# Set exercise
Collect each line of the entries that holds the string "document".

————

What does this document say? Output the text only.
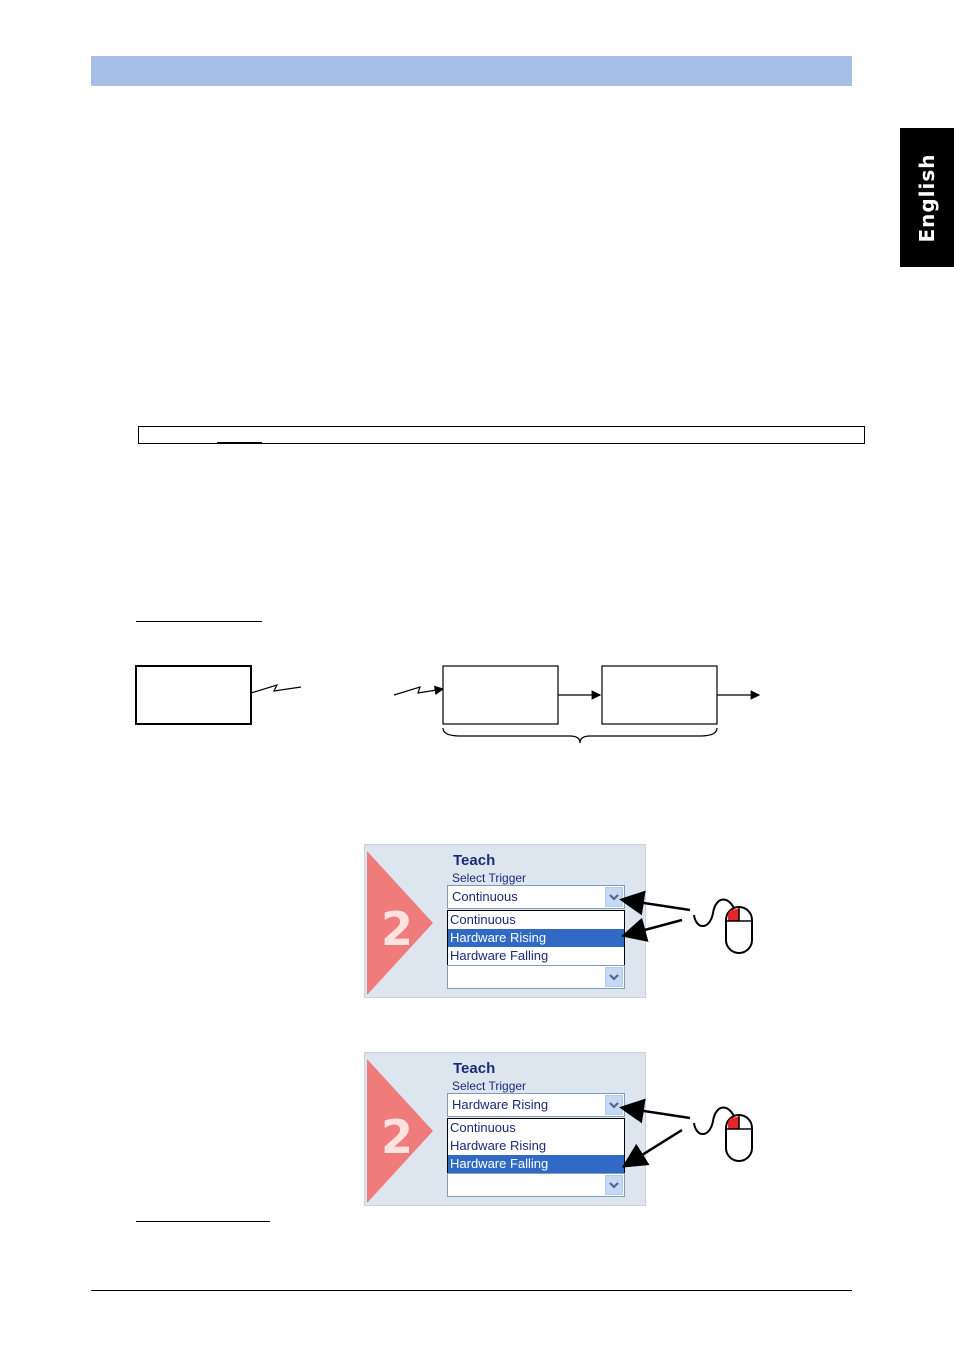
English
2
Teach
Select Trigger
Continuous
Continuous
Hardware Rising
Hardware Falling
2
Teach
Select Trigger
Hardware Rising
Continuous
Hardware Rising
Hardware Falling
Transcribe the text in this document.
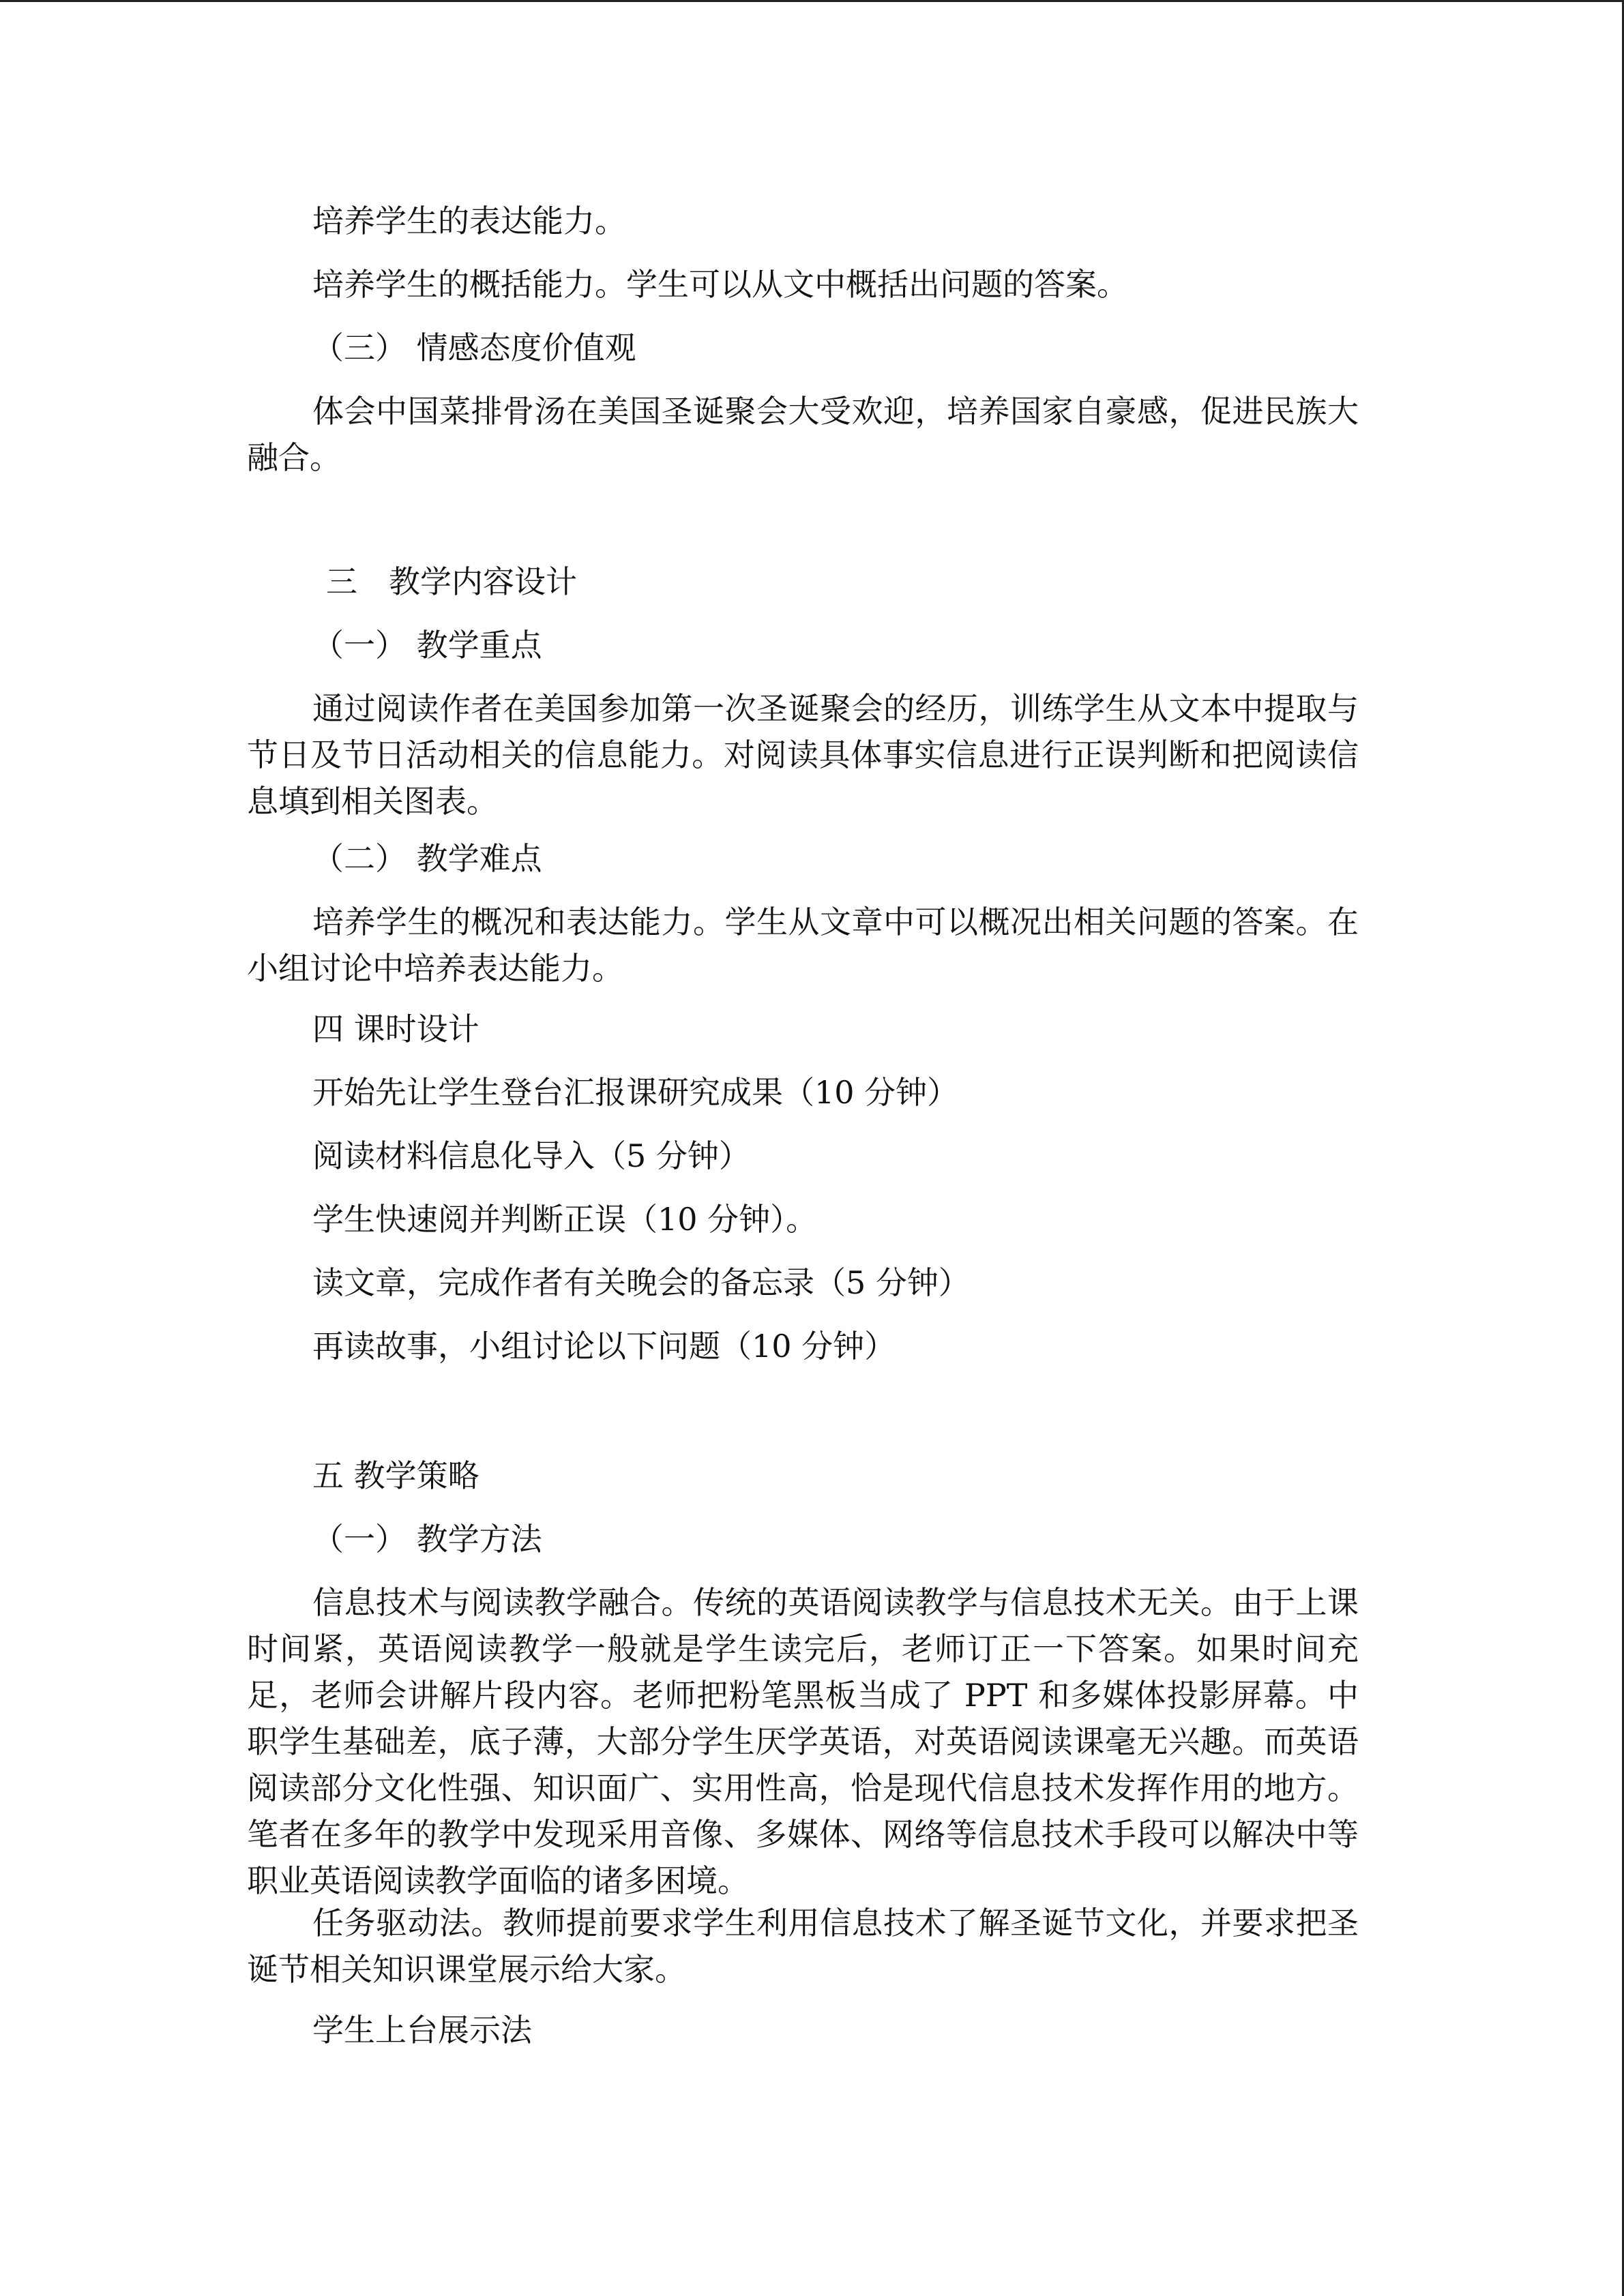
培养学生的表达能力。

培养学生的概括能力。学生可以从文中概括出问题的答案。

（三） 情感态度价值观

体会中国菜排骨汤在美国圣诞聚会大受欢迎，培养国家自豪感，促进民族大融合。

三　教学内容设计

（一） 教学重点

通过阅读作者在美国参加第一次圣诞聚会的经历，训练学生从文本中提取与节日及节日活动相关的信息能力。对阅读具体事实信息进行正误判断和把阅读信息填到相关图表。

（二） 教学难点

培养学生的概况和表达能力。学生从文章中可以概况出相关问题的答案。在小组讨论中培养表达能力。

四 课时设计

开始先让学生登台汇报课研究成果（10 分钟）

阅读材料信息化导入（5 分钟）

学生快速阅并判断正误（10 分钟）。

读文章，完成作者有关晚会的备忘录（5 分钟）

再读故事，小组讨论以下问题（10 分钟）

五 教学策略

（一） 教学方法

信息技术与阅读教学融合。传统的英语阅读教学与信息技术无关。由于上课时间紧，英语阅读教学一般就是学生读完后，老师订正一下答案。如果时间充足，老师会讲解片段内容。老师把粉笔黑板当成了 PPT 和多媒体投影屏幕。中职学生基础差，底子薄，大部分学生厌学英语，对英语阅读课毫无兴趣。而英语阅读部分文化性强、知识面广、实用性高，恰是现代信息技术发挥作用的地方。笔者在多年的教学中发现采用音像、多媒体、网络等信息技术手段可以解决中等职业英语阅读教学面临的诸多困境。

任务驱动法。教师提前要求学生利用信息技术了解圣诞节文化，并要求把圣诞节相关知识课堂展示给大家。

学生上台展示法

————

# Solution
What does this document say? Output the text only.
Transcribe the text in this document.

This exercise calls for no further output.